Data entries:
----

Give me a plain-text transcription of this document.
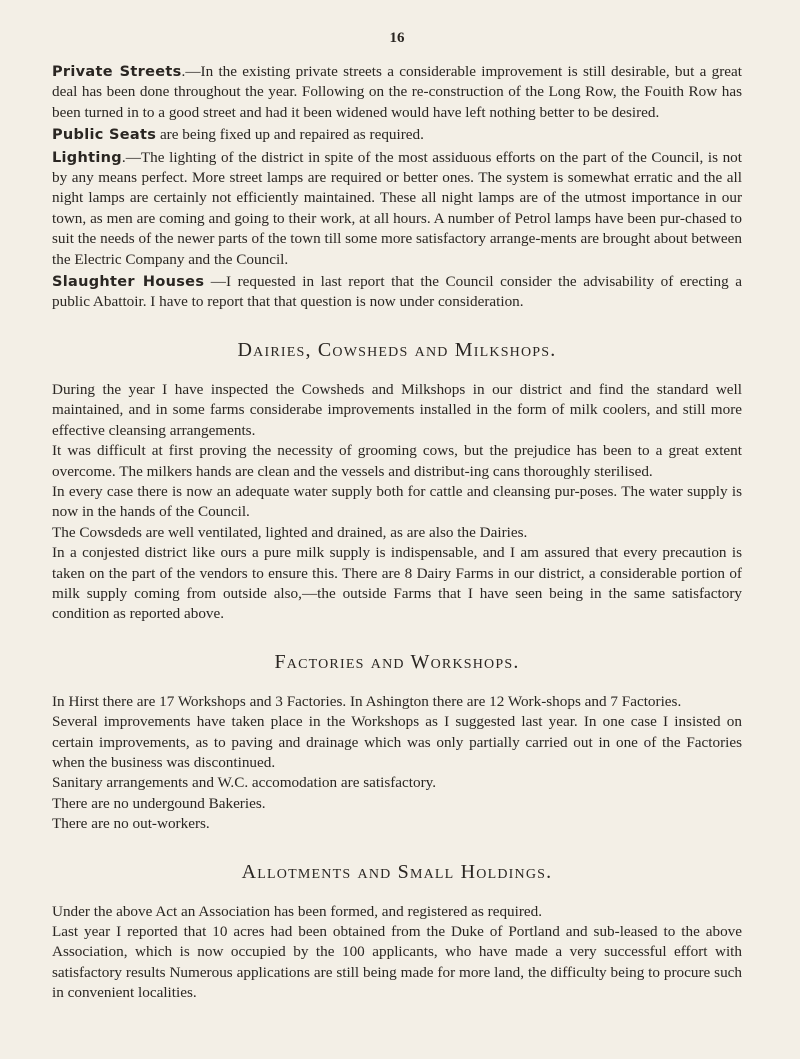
16

Private Streets.—In the existing private streets a considerable improvement is still desirable, but a great deal has been done throughout the year. Following on the re-construction of the Long Row, the Fouith Row has been turned in to a good street and had it been widened would have left nothing better to be desired.

Public Seats are being fixed up and repaired as required.

Lighting.—The lighting of the district in spite of the most assiduous efforts on the part of the Council, is not by any means perfect. More street lamps are required or better ones. The system is somewhat erratic and the all night lamps are certainly not efficiently maintained. These all night lamps are of the utmost importance in our town, as men are coming and going to their work, at all hours. A number of Petrol lamps have been pur-chased to suit the needs of the newer parts of the town till some more satisfactory arrange-ments are brought about between the Electric Company and the Council.

Slaughter Houses —I requested in last report that the Council consider the advisability of erecting a public Abattoir. I have to report that that question is now under consideration.

Dairies, Cowsheds and Milkshops.

During the year I have inspected the Cowsheds and Milkshops in our district and find the standard well maintained, and in some farms considerabe improvements installed in the form of milk coolers, and still more effective cleansing arrangements.

It was difficult at first proving the necessity of grooming cows, but the prejudice has been to a great extent overcome. The milkers hands are clean and the vessels and distribut-ing cans thoroughly sterilised.

In every case there is now an adequate water supply both for cattle and cleansing pur-poses. The water supply is now in the hands of the Council.

The Cowsdeds are well ventilated, lighted and drained, as are also the Dairies.

In a conjested district like ours a pure milk supply is indispensable, and I am assured that every precaution is taken on the part of the vendors to ensure this. There are 8 Dairy Farms in our district, a considerable portion of milk supply coming from outside also,—the outside Farms that I have seen being in the same satisfactory condition as reported above.

Factories and Workshops.

In Hirst there are 17 Workshops and 3 Factories. In Ashington there are 12 Work-shops and 7 Factories.

Several improvements have taken place in the Workshops as I suggested last year. In one case I insisted on certain improvements, as to paving and drainage which was only partially carried out in one of the Factories when the business was discontinued.

Sanitary arrangements and W.C. accomodation are satisfactory.

There are no undergound Bakeries.

There are no out-workers.

Allotments and Small Holdings.

Under the above Act an Association has been formed, and registered as required.

Last year I reported that 10 acres had been obtained from the Duke of Portland and sub-leased to the above Association, which is now occupied by the 100 applicants, who have made a very successful effort with satisfactory results Numerous applications are still being made for more land, the difficulty being to procure such in convenient localities.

----

* _Stated goal_
Pull out all lines from the listing that contain the string "street".

* _Complete response_
Private Streets.—In the existing private streets a considerable improvement is still desirable, but a great deal has been done throughout the year. Following on the re-construction of the Long Row, the Fouith Row has been turned in to a good street and had it been widened would have left nothing better to be desired.
Lighting.—The lighting of the district in spite of the most assiduous efforts on the part of the Council, is not by any means perfect. More street lamps are required or better ones. The system is somewhat erratic and the all night lamps are certainly not efficiently maintained. These all night lamps are of the utmost importance in our town, as men are coming and going to their work, at all hours. A number of Petrol lamps have been pur-chased to suit the needs of the newer parts of the town till some more satisfactory arrange-ments are brought about between the Electric Company and the Council.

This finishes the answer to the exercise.